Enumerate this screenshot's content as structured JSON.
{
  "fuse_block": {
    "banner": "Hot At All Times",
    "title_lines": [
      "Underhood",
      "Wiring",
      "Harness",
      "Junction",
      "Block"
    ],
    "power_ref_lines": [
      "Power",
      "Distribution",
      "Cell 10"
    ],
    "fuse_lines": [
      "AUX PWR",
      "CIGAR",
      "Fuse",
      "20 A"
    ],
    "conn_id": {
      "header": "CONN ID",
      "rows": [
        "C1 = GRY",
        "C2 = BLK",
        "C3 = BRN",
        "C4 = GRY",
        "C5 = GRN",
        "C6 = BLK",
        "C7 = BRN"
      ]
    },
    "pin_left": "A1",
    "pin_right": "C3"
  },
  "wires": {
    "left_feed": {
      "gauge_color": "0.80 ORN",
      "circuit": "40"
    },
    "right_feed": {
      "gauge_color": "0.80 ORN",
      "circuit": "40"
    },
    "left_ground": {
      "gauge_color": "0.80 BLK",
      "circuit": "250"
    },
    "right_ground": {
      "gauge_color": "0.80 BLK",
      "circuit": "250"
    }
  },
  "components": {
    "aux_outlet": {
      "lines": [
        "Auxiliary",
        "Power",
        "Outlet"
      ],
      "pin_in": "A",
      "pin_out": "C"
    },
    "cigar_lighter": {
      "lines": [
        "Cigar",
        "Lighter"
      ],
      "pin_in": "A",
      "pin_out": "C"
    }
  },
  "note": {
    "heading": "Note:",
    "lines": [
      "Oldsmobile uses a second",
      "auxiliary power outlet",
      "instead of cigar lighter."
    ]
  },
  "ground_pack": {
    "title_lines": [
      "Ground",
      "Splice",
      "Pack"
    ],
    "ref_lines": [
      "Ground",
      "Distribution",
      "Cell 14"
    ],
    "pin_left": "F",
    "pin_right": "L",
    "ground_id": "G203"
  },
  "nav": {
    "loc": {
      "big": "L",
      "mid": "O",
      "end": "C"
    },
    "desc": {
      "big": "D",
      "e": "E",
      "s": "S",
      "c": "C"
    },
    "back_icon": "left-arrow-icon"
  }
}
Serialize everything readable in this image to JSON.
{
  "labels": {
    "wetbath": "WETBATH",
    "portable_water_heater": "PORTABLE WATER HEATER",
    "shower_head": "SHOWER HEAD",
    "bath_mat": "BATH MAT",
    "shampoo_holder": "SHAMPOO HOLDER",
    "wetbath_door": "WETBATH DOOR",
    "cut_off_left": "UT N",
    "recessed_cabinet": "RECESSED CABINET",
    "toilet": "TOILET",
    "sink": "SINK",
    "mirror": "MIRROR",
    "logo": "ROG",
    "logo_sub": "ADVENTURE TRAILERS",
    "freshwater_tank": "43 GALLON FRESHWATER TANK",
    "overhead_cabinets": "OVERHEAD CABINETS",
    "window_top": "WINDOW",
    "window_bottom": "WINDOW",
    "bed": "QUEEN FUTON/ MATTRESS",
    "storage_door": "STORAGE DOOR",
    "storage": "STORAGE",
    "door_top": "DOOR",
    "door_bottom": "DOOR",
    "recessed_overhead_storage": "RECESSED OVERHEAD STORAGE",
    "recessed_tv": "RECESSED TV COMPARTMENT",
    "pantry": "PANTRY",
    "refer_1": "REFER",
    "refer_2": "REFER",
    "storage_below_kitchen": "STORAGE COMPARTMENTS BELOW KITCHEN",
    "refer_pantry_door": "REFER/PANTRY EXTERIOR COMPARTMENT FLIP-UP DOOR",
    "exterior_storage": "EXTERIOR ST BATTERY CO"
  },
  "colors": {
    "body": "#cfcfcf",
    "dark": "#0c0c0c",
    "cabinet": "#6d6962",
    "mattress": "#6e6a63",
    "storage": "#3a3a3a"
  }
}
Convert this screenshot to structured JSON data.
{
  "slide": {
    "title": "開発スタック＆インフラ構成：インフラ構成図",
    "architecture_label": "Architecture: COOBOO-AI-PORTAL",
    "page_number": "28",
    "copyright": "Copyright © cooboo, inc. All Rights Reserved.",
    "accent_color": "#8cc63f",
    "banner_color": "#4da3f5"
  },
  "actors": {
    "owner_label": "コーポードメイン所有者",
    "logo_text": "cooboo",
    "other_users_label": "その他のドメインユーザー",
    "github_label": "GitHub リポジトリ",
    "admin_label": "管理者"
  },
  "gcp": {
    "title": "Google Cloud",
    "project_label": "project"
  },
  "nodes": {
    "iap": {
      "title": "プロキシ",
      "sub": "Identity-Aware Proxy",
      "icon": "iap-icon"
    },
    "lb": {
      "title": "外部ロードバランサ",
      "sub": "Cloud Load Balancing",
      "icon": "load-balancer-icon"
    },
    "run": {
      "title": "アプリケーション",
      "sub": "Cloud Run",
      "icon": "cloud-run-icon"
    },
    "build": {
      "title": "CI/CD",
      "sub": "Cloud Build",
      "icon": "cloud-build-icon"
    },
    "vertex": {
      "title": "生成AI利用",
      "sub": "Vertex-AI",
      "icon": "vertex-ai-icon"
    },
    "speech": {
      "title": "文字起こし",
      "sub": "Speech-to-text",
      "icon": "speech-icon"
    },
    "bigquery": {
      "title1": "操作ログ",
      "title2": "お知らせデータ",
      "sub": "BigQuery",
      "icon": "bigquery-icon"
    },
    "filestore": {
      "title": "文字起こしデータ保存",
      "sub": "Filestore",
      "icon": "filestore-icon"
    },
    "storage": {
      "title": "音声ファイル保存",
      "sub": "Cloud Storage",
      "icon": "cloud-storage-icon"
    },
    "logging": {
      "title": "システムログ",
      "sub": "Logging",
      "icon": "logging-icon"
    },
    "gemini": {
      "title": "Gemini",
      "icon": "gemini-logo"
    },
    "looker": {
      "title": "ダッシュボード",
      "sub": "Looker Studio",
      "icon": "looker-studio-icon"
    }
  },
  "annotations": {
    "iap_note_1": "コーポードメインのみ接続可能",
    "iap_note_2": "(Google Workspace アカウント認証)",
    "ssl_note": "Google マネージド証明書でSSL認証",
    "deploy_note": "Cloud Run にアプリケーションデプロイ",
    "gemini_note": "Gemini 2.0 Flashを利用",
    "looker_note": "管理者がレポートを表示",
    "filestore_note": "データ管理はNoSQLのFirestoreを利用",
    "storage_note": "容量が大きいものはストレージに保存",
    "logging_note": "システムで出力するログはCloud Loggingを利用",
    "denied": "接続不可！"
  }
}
+ + +
Set exercise: Determine how many lines in the listing above hold the word "this", answering with the number only.

Task answer: 3